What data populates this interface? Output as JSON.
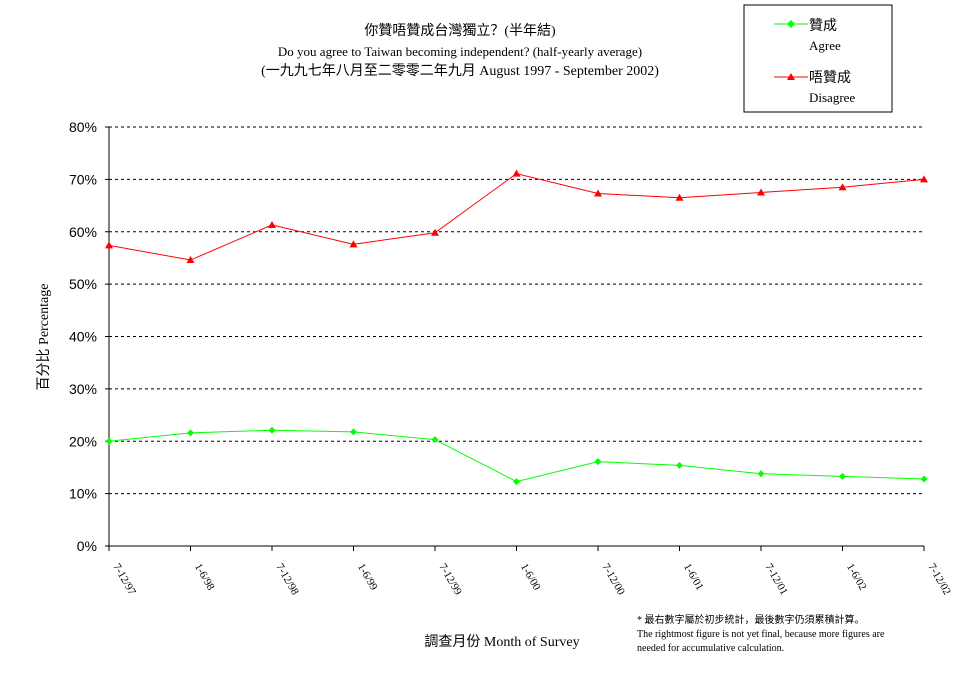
{
  "header": {
    "title_zh": "你贊唔贊成台灣獨立？(半年結)",
    "title_en": "Do you agree to Taiwan becoming independent? (half-yearly average)",
    "subtitle": "(一九九七年八月至二零零二年九月 August 1997 - September 2002)"
  },
  "footnote": {
    "zh": "* 最右數字屬於初步統計，最後數字仍須累積計算。",
    "en_line1": "The rightmost figure is not yet final, because more figures are",
    "en_line2": "needed for accumulative calculation."
  },
  "chart_data": {
    "type": "line",
    "title": "你贊唔贊成台灣獨立？(半年結)",
    "xlabel": "調查月份 Month of Survey",
    "ylabel": "百分比 Percentage",
    "ylim": [
      0,
      80
    ],
    "y_ticks": [
      "0%",
      "10%",
      "20%",
      "30%",
      "40%",
      "50%",
      "60%",
      "70%",
      "80%"
    ],
    "grid": "horizontal dashed",
    "legend_position": "top-right",
    "categories": [
      "7-12/97",
      "1-6/98",
      "7-12/98",
      "1-6/99",
      "7-12/99",
      "1-6/00",
      "7-12/00",
      "1-6/01",
      "7-12/01",
      "1-6/02",
      "7-12/02"
    ],
    "series": [
      {
        "name": "贊成",
        "name_en": "Agree",
        "color": "#00ff00",
        "marker": "diamond",
        "values": [
          20.0,
          21.6,
          22.1,
          21.8,
          20.3,
          12.3,
          16.1,
          15.4,
          13.8,
          13.3,
          12.8
        ]
      },
      {
        "name": "唔贊成",
        "name_en": "Disagree",
        "color": "#ff0000",
        "marker": "triangle",
        "values": [
          57.4,
          54.6,
          61.3,
          57.6,
          59.8,
          71.1,
          67.3,
          66.5,
          67.5,
          68.5,
          70.0
        ]
      }
    ]
  }
}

....

**SHORT PROBLEM**:
Every record gets retyped exactly; no picture goes into the copy.

**SOLUTION FOR THIS PROBLEM**:
What data populates this interface? Output as JSON.
{
  "header": {
    "title_zh": "你贊唔贊成台灣獨立？(半年結)",
    "title_en": "Do you agree to Taiwan becoming independent? (half-yearly average)",
    "subtitle": "(一九九七年八月至二零零二年九月 August 1997 - September 2002)"
  },
  "footnote": {
    "zh": "* 最右數字屬於初步統計，最後數字仍須累積計算。",
    "en_line1": "The rightmost figure is not yet final, because more figures are",
    "en_line2": "needed for accumulative calculation."
  },
  "chart_data": {
    "type": "line",
    "title": "你贊唔贊成台灣獨立？(半年結)",
    "xlabel": "調查月份 Month of Survey",
    "ylabel": "百分比 Percentage",
    "ylim": [
      0,
      80
    ],
    "y_ticks": [
      "0%",
      "10%",
      "20%",
      "30%",
      "40%",
      "50%",
      "60%",
      "70%",
      "80%"
    ],
    "grid": "horizontal dashed",
    "legend_position": "top-right",
    "categories": [
      "7-12/97",
      "1-6/98",
      "7-12/98",
      "1-6/99",
      "7-12/99",
      "1-6/00",
      "7-12/00",
      "1-6/01",
      "7-12/01",
      "1-6/02",
      "7-12/02"
    ],
    "series": [
      {
        "name": "贊成",
        "name_en": "Agree",
        "color": "#00ff00",
        "marker": "diamond",
        "values": [
          20.0,
          21.6,
          22.1,
          21.8,
          20.3,
          12.3,
          16.1,
          15.4,
          13.8,
          13.3,
          12.8
        ]
      },
      {
        "name": "唔贊成",
        "name_en": "Disagree",
        "color": "#ff0000",
        "marker": "triangle",
        "values": [
          57.4,
          54.6,
          61.3,
          57.6,
          59.8,
          71.1,
          67.3,
          66.5,
          67.5,
          68.5,
          70.0
        ]
      }
    ]
  }
}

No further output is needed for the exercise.